What you will do
Repeat each record below exactly, dropping the pictures.

Excerpted records

==========

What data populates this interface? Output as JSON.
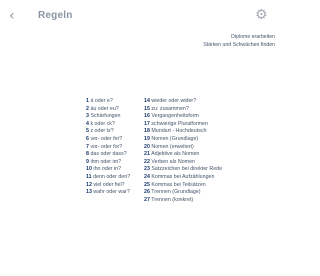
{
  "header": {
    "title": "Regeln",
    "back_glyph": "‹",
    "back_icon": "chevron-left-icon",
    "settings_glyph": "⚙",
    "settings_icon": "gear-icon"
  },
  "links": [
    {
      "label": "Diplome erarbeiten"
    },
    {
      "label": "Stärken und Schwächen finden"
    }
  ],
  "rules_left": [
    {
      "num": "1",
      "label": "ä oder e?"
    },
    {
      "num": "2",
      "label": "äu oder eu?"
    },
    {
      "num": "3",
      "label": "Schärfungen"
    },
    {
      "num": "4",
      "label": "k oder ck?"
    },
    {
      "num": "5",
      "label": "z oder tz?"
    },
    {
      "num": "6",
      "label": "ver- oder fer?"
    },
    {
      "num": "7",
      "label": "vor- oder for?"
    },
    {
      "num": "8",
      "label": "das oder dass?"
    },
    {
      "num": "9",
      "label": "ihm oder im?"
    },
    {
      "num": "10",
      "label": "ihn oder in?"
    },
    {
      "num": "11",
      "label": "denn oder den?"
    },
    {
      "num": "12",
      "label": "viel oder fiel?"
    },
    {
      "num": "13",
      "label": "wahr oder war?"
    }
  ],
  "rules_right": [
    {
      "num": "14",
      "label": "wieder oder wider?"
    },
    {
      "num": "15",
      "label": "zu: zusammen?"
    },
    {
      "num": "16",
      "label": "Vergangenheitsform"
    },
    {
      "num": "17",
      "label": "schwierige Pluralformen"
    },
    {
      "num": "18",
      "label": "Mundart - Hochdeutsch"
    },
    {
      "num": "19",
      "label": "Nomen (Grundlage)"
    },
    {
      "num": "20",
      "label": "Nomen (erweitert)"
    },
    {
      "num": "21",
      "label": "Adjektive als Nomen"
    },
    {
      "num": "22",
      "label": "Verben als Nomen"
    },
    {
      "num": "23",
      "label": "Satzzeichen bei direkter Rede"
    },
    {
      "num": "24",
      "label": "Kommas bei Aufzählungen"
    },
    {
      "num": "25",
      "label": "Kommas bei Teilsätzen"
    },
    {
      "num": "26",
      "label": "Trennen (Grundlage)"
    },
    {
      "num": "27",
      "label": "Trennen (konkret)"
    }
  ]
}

==========

Exercise output
What data populates this interface? Output as JSON.
{
  "header": {
    "title": "Regeln",
    "back_glyph": "‹",
    "back_icon": "chevron-left-icon",
    "settings_glyph": "⚙",
    "settings_icon": "gear-icon"
  },
  "links": [
    {
      "label": "Diplome erarbeiten"
    },
    {
      "label": "Stärken und Schwächen finden"
    }
  ],
  "rules_left": [
    {
      "num": "1",
      "label": "ä oder e?"
    },
    {
      "num": "2",
      "label": "äu oder eu?"
    },
    {
      "num": "3",
      "label": "Schärfungen"
    },
    {
      "num": "4",
      "label": "k oder ck?"
    },
    {
      "num": "5",
      "label": "z oder tz?"
    },
    {
      "num": "6",
      "label": "ver- oder fer?"
    },
    {
      "num": "7",
      "label": "vor- oder for?"
    },
    {
      "num": "8",
      "label": "das oder dass?"
    },
    {
      "num": "9",
      "label": "ihm oder im?"
    },
    {
      "num": "10",
      "label": "ihn oder in?"
    },
    {
      "num": "11",
      "label": "denn oder den?"
    },
    {
      "num": "12",
      "label": "viel oder fiel?"
    },
    {
      "num": "13",
      "label": "wahr oder war?"
    }
  ],
  "rules_right": [
    {
      "num": "14",
      "label": "wieder oder wider?"
    },
    {
      "num": "15",
      "label": "zu: zusammen?"
    },
    {
      "num": "16",
      "label": "Vergangenheitsform"
    },
    {
      "num": "17",
      "label": "schwierige Pluralformen"
    },
    {
      "num": "18",
      "label": "Mundart - Hochdeutsch"
    },
    {
      "num": "19",
      "label": "Nomen (Grundlage)"
    },
    {
      "num": "20",
      "label": "Nomen (erweitert)"
    },
    {
      "num": "21",
      "label": "Adjektive als Nomen"
    },
    {
      "num": "22",
      "label": "Verben als Nomen"
    },
    {
      "num": "23",
      "label": "Satzzeichen bei direkter Rede"
    },
    {
      "num": "24",
      "label": "Kommas bei Aufzählungen"
    },
    {
      "num": "25",
      "label": "Kommas bei Teilsätzen"
    },
    {
      "num": "26",
      "label": "Trennen (Grundlage)"
    },
    {
      "num": "27",
      "label": "Trennen (konkret)"
    }
  ]
}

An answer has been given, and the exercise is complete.